## Your objective
Pick out the lines containing "this".

— BEGIN Supplied entries —

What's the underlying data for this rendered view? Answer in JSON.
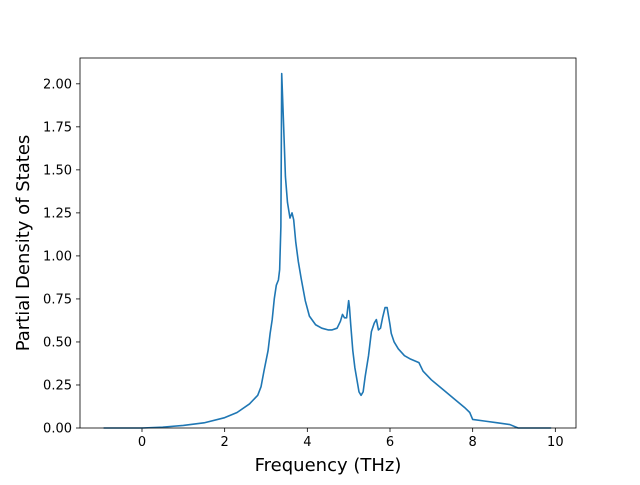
{
  "chart_data": {
    "type": "line",
    "title": "",
    "xlabel": "Frequency (THz)",
    "ylabel": "Partial Density of States",
    "xlim": [
      -1.5,
      10.5
    ],
    "ylim": [
      0.0,
      2.15
    ],
    "grid": false,
    "line_color": "#1f77b4",
    "x_ticks": [
      {
        "value": 0,
        "label": "0"
      },
      {
        "value": 2,
        "label": "2"
      },
      {
        "value": 4,
        "label": "4"
      },
      {
        "value": 6,
        "label": "6"
      },
      {
        "value": 8,
        "label": "8"
      },
      {
        "value": 10,
        "label": "10"
      }
    ],
    "y_ticks": [
      {
        "value": 0.0,
        "label": "0.00"
      },
      {
        "value": 0.25,
        "label": "0.25"
      },
      {
        "value": 0.5,
        "label": "0.50"
      },
      {
        "value": 0.75,
        "label": "0.75"
      },
      {
        "value": 1.0,
        "label": "1.00"
      },
      {
        "value": 1.25,
        "label": "1.25"
      },
      {
        "value": 1.5,
        "label": "1.50"
      },
      {
        "value": 1.75,
        "label": "1.75"
      },
      {
        "value": 2.0,
        "label": "2.00"
      }
    ],
    "series": [
      {
        "x": [
          -0.93,
          0.0,
          0.5,
          1.0,
          1.5,
          2.0,
          2.3,
          2.6,
          2.8,
          2.88,
          2.95,
          3.05,
          3.1,
          3.15,
          3.2,
          3.25,
          3.3,
          3.33,
          3.36,
          3.38,
          3.42,
          3.47,
          3.52,
          3.58,
          3.63,
          3.67,
          3.72,
          3.78,
          3.85,
          3.95,
          4.05,
          4.2,
          4.35,
          4.5,
          4.6,
          4.72,
          4.8,
          4.85,
          4.9,
          4.95,
          5.0,
          5.02,
          5.05,
          5.1,
          5.15,
          5.25,
          5.3,
          5.35,
          5.4,
          5.48,
          5.55,
          5.62,
          5.67,
          5.72,
          5.77,
          5.82,
          5.88,
          5.93,
          6.0,
          6.03,
          6.1,
          6.2,
          6.35,
          6.5,
          6.7,
          6.8,
          7.0,
          7.3,
          7.6,
          7.8,
          7.93,
          8.0,
          8.3,
          8.6,
          8.9,
          9.1,
          9.5,
          9.9
        ],
        "y": [
          0.0,
          0.0,
          0.005,
          0.015,
          0.03,
          0.06,
          0.09,
          0.14,
          0.19,
          0.24,
          0.33,
          0.45,
          0.55,
          0.63,
          0.75,
          0.83,
          0.86,
          0.92,
          1.17,
          2.06,
          1.8,
          1.46,
          1.31,
          1.22,
          1.25,
          1.21,
          1.08,
          0.97,
          0.87,
          0.74,
          0.65,
          0.6,
          0.58,
          0.57,
          0.57,
          0.58,
          0.62,
          0.66,
          0.64,
          0.64,
          0.74,
          0.7,
          0.6,
          0.45,
          0.35,
          0.21,
          0.19,
          0.21,
          0.3,
          0.42,
          0.56,
          0.61,
          0.63,
          0.57,
          0.58,
          0.64,
          0.7,
          0.7,
          0.6,
          0.55,
          0.5,
          0.46,
          0.42,
          0.4,
          0.38,
          0.33,
          0.28,
          0.22,
          0.16,
          0.12,
          0.09,
          0.05,
          0.04,
          0.03,
          0.02,
          0.0,
          0.0,
          0.0
        ]
      }
    ]
  }
}
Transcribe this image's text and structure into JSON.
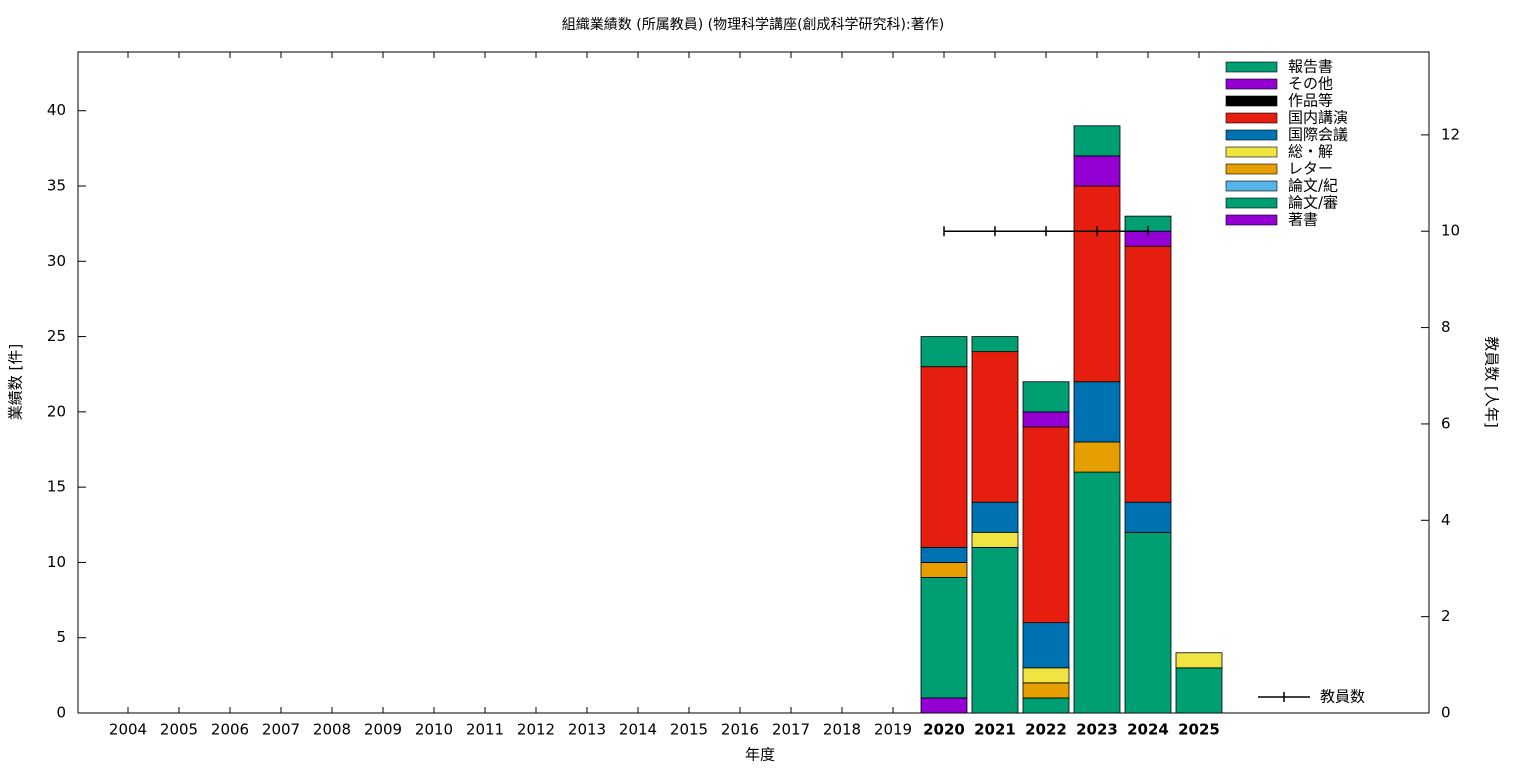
{
  "chart_data": {
    "type": "bar",
    "stacked": true,
    "title": "組織業績数 (所属教員) (物理科学講座(創成科学研究科):著作)",
    "x_label": "年度",
    "y_label": "業績数 [件]",
    "y2_label": "教員数 [人年]",
    "categories": [
      "2004",
      "2005",
      "2006",
      "2007",
      "2008",
      "2009",
      "2010",
      "2011",
      "2012",
      "2013",
      "2014",
      "2015",
      "2016",
      "2017",
      "2018",
      "2019",
      "2020",
      "2021",
      "2022",
      "2023",
      "2024",
      "2025"
    ],
    "ylim": [
      0,
      43.9
    ],
    "yticks": [
      0,
      5,
      10,
      15,
      20,
      25,
      30,
      35,
      40
    ],
    "y2lim": [
      0,
      13.72
    ],
    "y2ticks": [
      0,
      2,
      4,
      6,
      8,
      10,
      12
    ],
    "grid": false,
    "legend": "upper right",
    "series": [
      {
        "name": "著書",
        "color": "#9400d3",
        "values": [
          0,
          0,
          0,
          0,
          0,
          0,
          0,
          0,
          0,
          0,
          0,
          0,
          0,
          0,
          0,
          0,
          1,
          0,
          0,
          0,
          0,
          0
        ]
      },
      {
        "name": "論文/審",
        "color": "#009e73",
        "values": [
          0,
          0,
          0,
          0,
          0,
          0,
          0,
          0,
          0,
          0,
          0,
          0,
          0,
          0,
          0,
          0,
          8,
          11,
          1,
          16,
          12,
          3
        ]
      },
      {
        "name": "論文/紀",
        "color": "#56b4e9",
        "values": [
          0,
          0,
          0,
          0,
          0,
          0,
          0,
          0,
          0,
          0,
          0,
          0,
          0,
          0,
          0,
          0,
          0,
          0,
          0,
          0,
          0,
          0
        ]
      },
      {
        "name": "レター",
        "color": "#e69f00",
        "values": [
          0,
          0,
          0,
          0,
          0,
          0,
          0,
          0,
          0,
          0,
          0,
          0,
          0,
          0,
          0,
          0,
          1,
          0,
          1,
          2,
          0,
          0
        ]
      },
      {
        "name": "総・解",
        "color": "#f0e442",
        "values": [
          0,
          0,
          0,
          0,
          0,
          0,
          0,
          0,
          0,
          0,
          0,
          0,
          0,
          0,
          0,
          0,
          0,
          1,
          1,
          0,
          0,
          1
        ]
      },
      {
        "name": "国際会議",
        "color": "#0072b2",
        "values": [
          0,
          0,
          0,
          0,
          0,
          0,
          0,
          0,
          0,
          0,
          0,
          0,
          0,
          0,
          0,
          0,
          1,
          2,
          3,
          4,
          2,
          0
        ]
      },
      {
        "name": "国内講演",
        "color": "#e51e10",
        "values": [
          0,
          0,
          0,
          0,
          0,
          0,
          0,
          0,
          0,
          0,
          0,
          0,
          0,
          0,
          0,
          0,
          12,
          10,
          13,
          13,
          17,
          0
        ]
      },
      {
        "name": "作品等",
        "color": "#000000",
        "values": [
          0,
          0,
          0,
          0,
          0,
          0,
          0,
          0,
          0,
          0,
          0,
          0,
          0,
          0,
          0,
          0,
          0,
          0,
          0,
          0,
          0,
          0
        ]
      },
      {
        "name": "その他",
        "color": "#9400d3",
        "values": [
          0,
          0,
          0,
          0,
          0,
          0,
          0,
          0,
          0,
          0,
          0,
          0,
          0,
          0,
          0,
          0,
          0,
          0,
          1,
          2,
          1,
          0
        ]
      },
      {
        "name": "報告書",
        "color": "#009e73",
        "values": [
          0,
          0,
          0,
          0,
          0,
          0,
          0,
          0,
          0,
          0,
          0,
          0,
          0,
          0,
          0,
          0,
          2,
          1,
          2,
          2,
          1,
          0
        ]
      },
      {
        "name": "教員数",
        "type": "line",
        "axis": "y2",
        "color": "#000000",
        "values": [
          null,
          null,
          null,
          null,
          null,
          null,
          null,
          null,
          null,
          null,
          null,
          null,
          null,
          null,
          null,
          null,
          10,
          10,
          10,
          10,
          10,
          null
        ]
      }
    ]
  }
}
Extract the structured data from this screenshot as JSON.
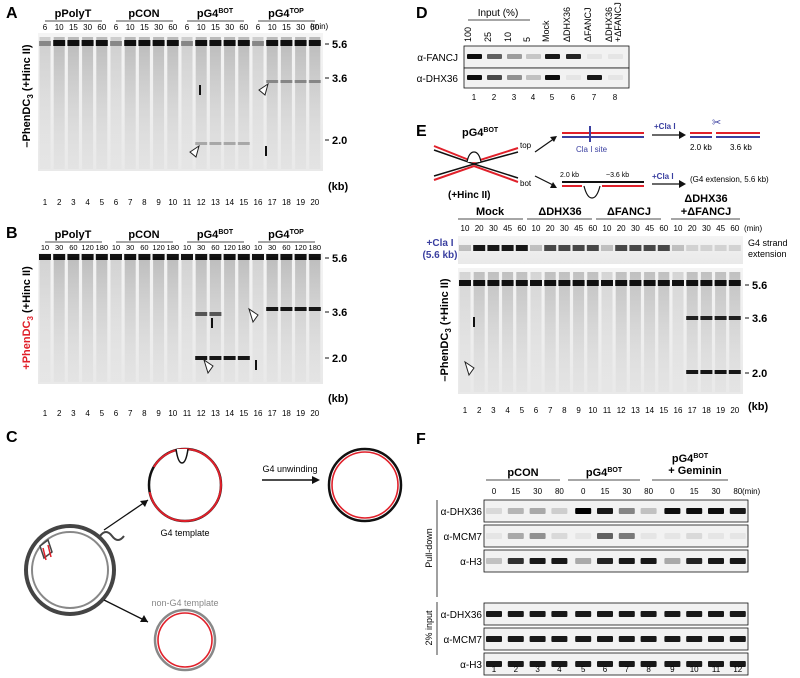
{
  "panels": {
    "A": {
      "letter": "A",
      "groups": [
        "pPolyT",
        "pCON",
        "pG4",
        "pG4"
      ],
      "group_sup": [
        "",
        "",
        "BOT",
        "TOP"
      ],
      "times": [
        "6",
        "10",
        "15",
        "30",
        "60",
        "6",
        "10",
        "15",
        "30",
        "60",
        "6",
        "10",
        "15",
        "30",
        "60",
        "6",
        "10",
        "15",
        "30",
        "60"
      ],
      "unit": "(min)",
      "ylabel": "–PhenDC",
      "ylabel_sub": "3",
      "ylabel_suffix": " (+Hinc II)",
      "markers": [
        "5.6",
        "3.6",
        "2.0"
      ],
      "kb": "(kb)",
      "lanes": [
        "1",
        "2",
        "3",
        "4",
        "5",
        "6",
        "7",
        "8",
        "9",
        "10",
        "11",
        "12",
        "13",
        "14",
        "15",
        "16",
        "17",
        "18",
        "19",
        "20"
      ]
    },
    "B": {
      "letter": "B",
      "groups": [
        "pPolyT",
        "pCON",
        "pG4",
        "pG4"
      ],
      "group_sup": [
        "",
        "",
        "BOT",
        "TOP"
      ],
      "times": [
        "10",
        "30",
        "60",
        "120",
        "180",
        "10",
        "30",
        "60",
        "120",
        "180",
        "10",
        "30",
        "60",
        "120",
        "180",
        "10",
        "30",
        "60",
        "120",
        "180"
      ],
      "ylabel": "+PhenDC",
      "ylabel_sub": "3",
      "ylabel_suffix": " (+Hinc II)",
      "markers": [
        "5.6",
        "3.6",
        "2.0"
      ],
      "kb": "(kb)",
      "lanes": [
        "1",
        "2",
        "3",
        "4",
        "5",
        "6",
        "7",
        "8",
        "9",
        "10",
        "11",
        "12",
        "13",
        "14",
        "15",
        "16",
        "17",
        "18",
        "19",
        "20"
      ]
    },
    "C": {
      "letter": "C",
      "g4_unwinding": "G4 unwinding",
      "g4_template": "G4 template",
      "non_g4_template": "non-G4 template"
    },
    "D": {
      "letter": "D",
      "input": "Input (%)",
      "cols": [
        "100",
        "25",
        "10",
        "5",
        "Mock",
        "ΔDHX36",
        "ΔFANCJ",
        "ΔDHX36\n+ΔFANCJ"
      ],
      "rows": [
        "α-FANCJ",
        "α-DHX36"
      ],
      "lanes": [
        "1",
        "2",
        "3",
        "4",
        "5",
        "6",
        "7",
        "8"
      ]
    },
    "E": {
      "letter": "E",
      "plasmid": "pG4",
      "plasmid_sup": "BOT",
      "hinc": "(+Hinc II)",
      "top": "top",
      "bot": "bot",
      "cla_site": "Cla I site",
      "cla_arrow": "+Cla I",
      "frag_a": "2.0 kb",
      "frag_b": "3.6 kb",
      "frag_c": "2.0 kb",
      "frag_d": "~3.6 kb",
      "g4_ext": "(G4 extension, 5.6 kb)",
      "groups": [
        "Mock",
        "ΔDHX36",
        "ΔFANCJ",
        "ΔDHX36\n+ΔFANCJ"
      ],
      "times": [
        "10",
        "20",
        "30",
        "45",
        "60",
        "10",
        "20",
        "30",
        "45",
        "60",
        "10",
        "20",
        "30",
        "45",
        "60",
        "10",
        "20",
        "30",
        "45",
        "60"
      ],
      "unit": "(min)",
      "clai_label": "+Cla I",
      "clai_kb": "(5.6 kb)",
      "strand_ext": "G4 strand\nextension",
      "ylabel": "–PhenDC",
      "ylabel_sub": "3",
      "ylabel_suffix": " (+Hinc II)",
      "markers": [
        "5.6",
        "3.6",
        "2.0"
      ],
      "kb": "(kb)",
      "lanes": [
        "1",
        "2",
        "3",
        "4",
        "5",
        "6",
        "7",
        "8",
        "9",
        "10",
        "11",
        "12",
        "13",
        "14",
        "15",
        "16",
        "17",
        "18",
        "19",
        "20"
      ]
    },
    "F": {
      "letter": "F",
      "groups": [
        "pCON",
        "pG4",
        "pG4"
      ],
      "group_sup": [
        "",
        "BOT",
        "BOT"
      ],
      "geminin": "+ Geminin",
      "times": [
        "0",
        "15",
        "30",
        "80",
        "0",
        "15",
        "30",
        "80",
        "0",
        "15",
        "30",
        "80"
      ],
      "unit": "(min)",
      "pulldown": "Pull-down",
      "input2": "2% input",
      "rows": [
        "α-DHX36",
        "α-MCM7",
        "α-H3",
        "α-DHX36",
        "α-MCM7",
        "α-H3"
      ],
      "lanes": [
        "1",
        "2",
        "3",
        "4",
        "5",
        "6",
        "7",
        "8",
        "9",
        "10",
        "11",
        "12"
      ]
    }
  },
  "colors": {
    "red": "#e0202a",
    "blue": "#3a3fa0",
    "black": "#111111"
  }
}
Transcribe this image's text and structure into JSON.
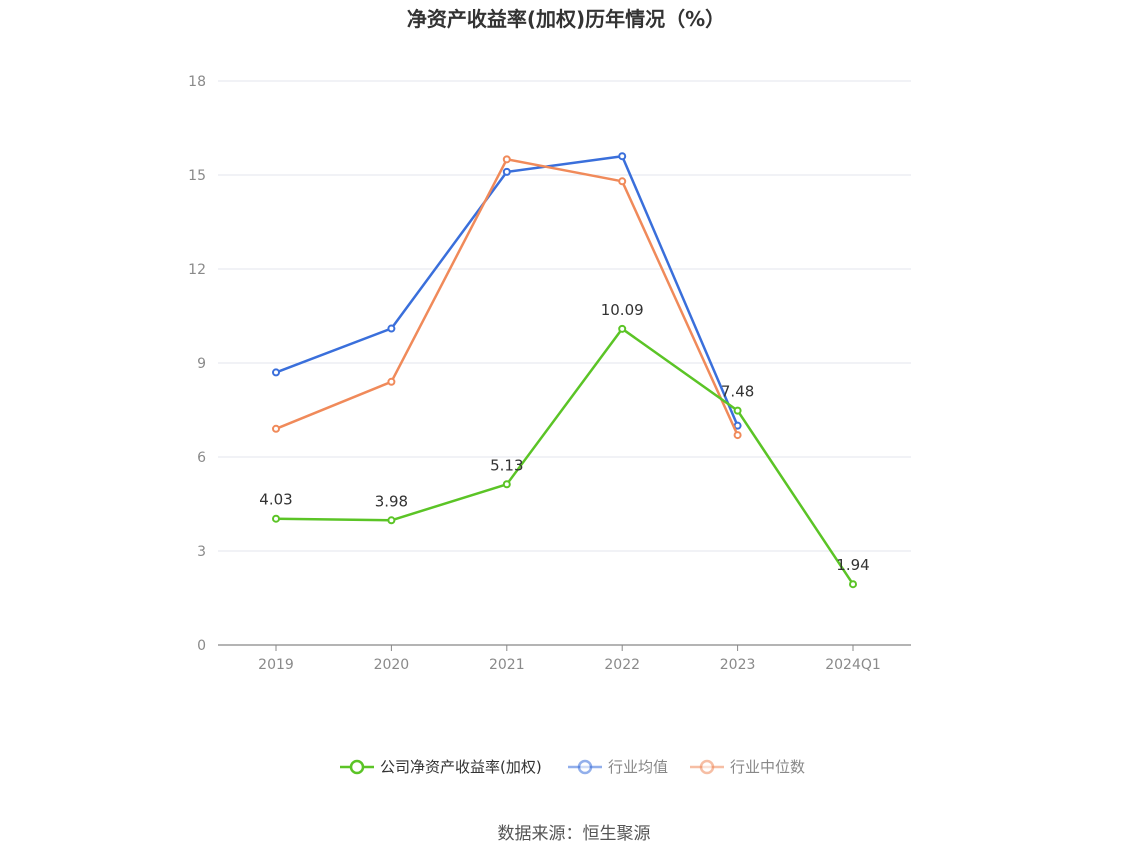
{
  "chart_data": {
    "type": "line",
    "title": "净资产收益率(加权)历年情况（%）",
    "categories": [
      "2019",
      "2020",
      "2021",
      "2022",
      "2023",
      "2024Q1"
    ],
    "ylim": [
      0,
      18
    ],
    "yticks": [
      "0",
      "3",
      "6",
      "9",
      "12",
      "15",
      "18"
    ],
    "grid": true,
    "legend_position": "bottom-center",
    "series": [
      {
        "name": "公司净资产收益率(加权)",
        "color": "#5bc426",
        "values": [
          4.03,
          3.98,
          5.13,
          10.09,
          7.48,
          1.94
        ],
        "labels": [
          "4.03",
          "3.98",
          "5.13",
          "10.09",
          "7.48",
          "1.94"
        ]
      },
      {
        "name": "行业均值",
        "color": "#3a6fdb",
        "values": [
          8.7,
          10.1,
          15.1,
          15.6,
          7.0,
          null
        ]
      },
      {
        "name": "行业中位数",
        "color": "#f08a5a",
        "values": [
          6.9,
          8.4,
          15.5,
          14.8,
          6.7,
          null
        ]
      }
    ],
    "source": "数据来源：恒生聚源"
  }
}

— END Supplied entries —

## Final result
What's the underlying data for this rendered view? Answer in JSON.
Transcribe this image's text and structure into JSON.
Extract the structured data from this screenshot as JSON.
Transcribe this image's text and structure into JSON.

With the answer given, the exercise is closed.